» WHAT TO PRODUCE
All entries below are to be set down again, identical to the source.

» RAW DATA
^^^^^^^^

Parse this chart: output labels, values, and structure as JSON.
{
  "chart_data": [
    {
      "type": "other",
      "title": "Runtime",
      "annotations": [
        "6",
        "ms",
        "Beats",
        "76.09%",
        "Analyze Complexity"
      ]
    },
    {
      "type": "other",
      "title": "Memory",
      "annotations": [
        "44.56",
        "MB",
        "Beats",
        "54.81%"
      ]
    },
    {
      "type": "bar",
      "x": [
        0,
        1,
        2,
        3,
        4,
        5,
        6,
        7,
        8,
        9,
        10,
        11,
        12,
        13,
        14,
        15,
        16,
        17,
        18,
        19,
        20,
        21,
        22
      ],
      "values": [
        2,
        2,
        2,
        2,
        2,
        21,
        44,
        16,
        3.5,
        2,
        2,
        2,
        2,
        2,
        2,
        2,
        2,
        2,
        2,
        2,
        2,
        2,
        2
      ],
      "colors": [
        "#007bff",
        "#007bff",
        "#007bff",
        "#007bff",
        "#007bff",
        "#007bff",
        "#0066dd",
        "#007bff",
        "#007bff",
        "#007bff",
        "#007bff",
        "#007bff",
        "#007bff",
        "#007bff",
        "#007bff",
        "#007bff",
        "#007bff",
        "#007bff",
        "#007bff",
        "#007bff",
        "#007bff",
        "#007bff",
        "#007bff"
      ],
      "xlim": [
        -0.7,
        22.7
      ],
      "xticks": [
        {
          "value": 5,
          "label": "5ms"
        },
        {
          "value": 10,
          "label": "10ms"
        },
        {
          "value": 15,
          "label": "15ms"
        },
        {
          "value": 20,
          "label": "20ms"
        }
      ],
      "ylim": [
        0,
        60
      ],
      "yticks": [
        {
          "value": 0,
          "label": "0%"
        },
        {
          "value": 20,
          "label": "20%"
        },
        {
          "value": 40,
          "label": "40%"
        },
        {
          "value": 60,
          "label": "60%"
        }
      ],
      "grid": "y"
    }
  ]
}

^^^^^^^^

» SOLUTION TO THE PROBLEM
Parse this chart: output labels, values, and structure as JSON.
{
  "chart_data": [
    {
      "type": "other",
      "title": "Runtime",
      "annotations": [
        "6",
        "ms",
        "Beats",
        "76.09%",
        "Analyze Complexity"
      ]
    },
    {
      "type": "other",
      "title": "Memory",
      "annotations": [
        "44.56",
        "MB",
        "Beats",
        "54.81%"
      ]
    },
    {
      "type": "bar",
      "x": [
        0,
        1,
        2,
        3,
        4,
        5,
        6,
        7,
        8,
        9,
        10,
        11,
        12,
        13,
        14,
        15,
        16,
        17,
        18,
        19,
        20,
        21,
        22
      ],
      "values": [
        2,
        2,
        2,
        2,
        2,
        21,
        44,
        16,
        3.5,
        2,
        2,
        2,
        2,
        2,
        2,
        2,
        2,
        2,
        2,
        2,
        2,
        2,
        2
      ],
      "colors": [
        "#007bff",
        "#007bff",
        "#007bff",
        "#007bff",
        "#007bff",
        "#007bff",
        "#0066dd",
        "#007bff",
        "#007bff",
        "#007bff",
        "#007bff",
        "#007bff",
        "#007bff",
        "#007bff",
        "#007bff",
        "#007bff",
        "#007bff",
        "#007bff",
        "#007bff",
        "#007bff",
        "#007bff",
        "#007bff",
        "#007bff"
      ],
      "xlim": [
        -0.7,
        22.7
      ],
      "xticks": [
        {
          "value": 5,
          "label": "5ms"
        },
        {
          "value": 10,
          "label": "10ms"
        },
        {
          "value": 15,
          "label": "15ms"
        },
        {
          "value": 20,
          "label": "20ms"
        }
      ],
      "ylim": [
        0,
        60
      ],
      "yticks": [
        {
          "value": 0,
          "label": "0%"
        },
        {
          "value": 20,
          "label": "20%"
        },
        {
          "value": 40,
          "label": "40%"
        },
        {
          "value": 60,
          "label": "60%"
        }
      ],
      "grid": "y"
    }
  ]
}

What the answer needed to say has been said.